Direction — Identify the lines that contain the string "SELECT" and report only how many there are.

[Dataset entries]
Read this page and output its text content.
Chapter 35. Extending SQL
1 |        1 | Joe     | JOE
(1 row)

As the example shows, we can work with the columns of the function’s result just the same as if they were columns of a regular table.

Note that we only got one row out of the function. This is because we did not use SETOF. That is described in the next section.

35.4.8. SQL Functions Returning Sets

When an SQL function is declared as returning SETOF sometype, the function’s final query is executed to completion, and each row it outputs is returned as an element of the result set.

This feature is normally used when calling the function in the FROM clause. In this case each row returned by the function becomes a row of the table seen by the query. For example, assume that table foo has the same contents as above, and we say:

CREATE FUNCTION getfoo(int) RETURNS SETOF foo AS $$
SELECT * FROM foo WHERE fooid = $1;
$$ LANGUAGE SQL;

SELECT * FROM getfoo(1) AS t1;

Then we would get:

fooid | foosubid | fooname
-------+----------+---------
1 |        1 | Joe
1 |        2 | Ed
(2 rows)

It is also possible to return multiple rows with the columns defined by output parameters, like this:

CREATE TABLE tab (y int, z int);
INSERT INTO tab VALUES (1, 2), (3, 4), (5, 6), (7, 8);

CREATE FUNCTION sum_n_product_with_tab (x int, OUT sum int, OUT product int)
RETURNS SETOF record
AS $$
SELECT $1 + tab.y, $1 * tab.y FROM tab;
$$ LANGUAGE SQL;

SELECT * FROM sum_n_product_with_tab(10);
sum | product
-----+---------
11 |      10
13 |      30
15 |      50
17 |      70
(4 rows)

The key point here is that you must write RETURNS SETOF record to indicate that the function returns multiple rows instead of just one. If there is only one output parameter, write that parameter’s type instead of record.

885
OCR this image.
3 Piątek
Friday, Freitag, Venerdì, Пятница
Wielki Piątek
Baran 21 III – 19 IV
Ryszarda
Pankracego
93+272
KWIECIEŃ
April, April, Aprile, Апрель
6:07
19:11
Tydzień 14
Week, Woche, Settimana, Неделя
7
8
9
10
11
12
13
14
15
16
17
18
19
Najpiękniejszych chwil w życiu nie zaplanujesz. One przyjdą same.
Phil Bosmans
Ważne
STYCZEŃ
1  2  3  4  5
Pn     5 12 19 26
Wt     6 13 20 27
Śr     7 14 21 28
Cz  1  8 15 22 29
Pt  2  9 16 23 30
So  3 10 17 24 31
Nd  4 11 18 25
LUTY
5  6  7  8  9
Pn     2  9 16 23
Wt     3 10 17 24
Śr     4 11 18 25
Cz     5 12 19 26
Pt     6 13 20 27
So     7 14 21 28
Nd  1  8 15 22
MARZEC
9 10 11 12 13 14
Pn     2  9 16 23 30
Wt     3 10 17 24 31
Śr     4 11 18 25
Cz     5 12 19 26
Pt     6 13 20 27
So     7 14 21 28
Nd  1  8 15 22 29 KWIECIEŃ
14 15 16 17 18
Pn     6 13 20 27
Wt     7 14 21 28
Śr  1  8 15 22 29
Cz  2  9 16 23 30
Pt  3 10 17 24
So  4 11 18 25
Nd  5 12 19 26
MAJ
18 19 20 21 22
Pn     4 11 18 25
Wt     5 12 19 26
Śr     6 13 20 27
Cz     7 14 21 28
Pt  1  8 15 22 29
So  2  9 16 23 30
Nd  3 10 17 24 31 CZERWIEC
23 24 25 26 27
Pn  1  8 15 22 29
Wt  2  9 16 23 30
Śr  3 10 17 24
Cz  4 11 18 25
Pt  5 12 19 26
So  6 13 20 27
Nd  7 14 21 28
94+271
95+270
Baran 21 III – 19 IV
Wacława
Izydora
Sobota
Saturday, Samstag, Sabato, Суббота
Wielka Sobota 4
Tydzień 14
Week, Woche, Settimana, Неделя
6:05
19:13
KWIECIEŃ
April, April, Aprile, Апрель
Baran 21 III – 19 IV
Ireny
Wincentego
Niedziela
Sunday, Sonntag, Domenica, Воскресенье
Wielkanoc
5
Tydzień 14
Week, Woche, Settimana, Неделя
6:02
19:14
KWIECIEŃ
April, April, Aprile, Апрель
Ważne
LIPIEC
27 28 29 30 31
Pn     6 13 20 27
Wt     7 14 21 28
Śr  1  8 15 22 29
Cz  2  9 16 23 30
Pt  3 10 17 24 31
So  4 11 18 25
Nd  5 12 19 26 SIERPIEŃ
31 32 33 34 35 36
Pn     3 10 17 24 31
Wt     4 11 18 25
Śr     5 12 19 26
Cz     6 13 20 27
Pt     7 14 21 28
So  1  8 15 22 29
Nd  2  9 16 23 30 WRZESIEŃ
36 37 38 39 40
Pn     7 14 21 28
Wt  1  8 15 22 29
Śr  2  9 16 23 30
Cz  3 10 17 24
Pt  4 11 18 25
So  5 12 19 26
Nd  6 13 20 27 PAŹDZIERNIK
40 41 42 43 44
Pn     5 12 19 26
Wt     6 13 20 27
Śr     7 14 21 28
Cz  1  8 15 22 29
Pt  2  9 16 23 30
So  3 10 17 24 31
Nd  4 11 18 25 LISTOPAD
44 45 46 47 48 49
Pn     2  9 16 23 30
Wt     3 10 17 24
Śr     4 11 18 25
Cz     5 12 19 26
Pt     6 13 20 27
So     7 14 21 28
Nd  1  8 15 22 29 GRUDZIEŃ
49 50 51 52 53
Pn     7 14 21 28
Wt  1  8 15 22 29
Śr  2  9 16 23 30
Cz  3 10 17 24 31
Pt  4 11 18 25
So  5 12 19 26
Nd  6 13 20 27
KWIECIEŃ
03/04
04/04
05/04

Answer in full — 4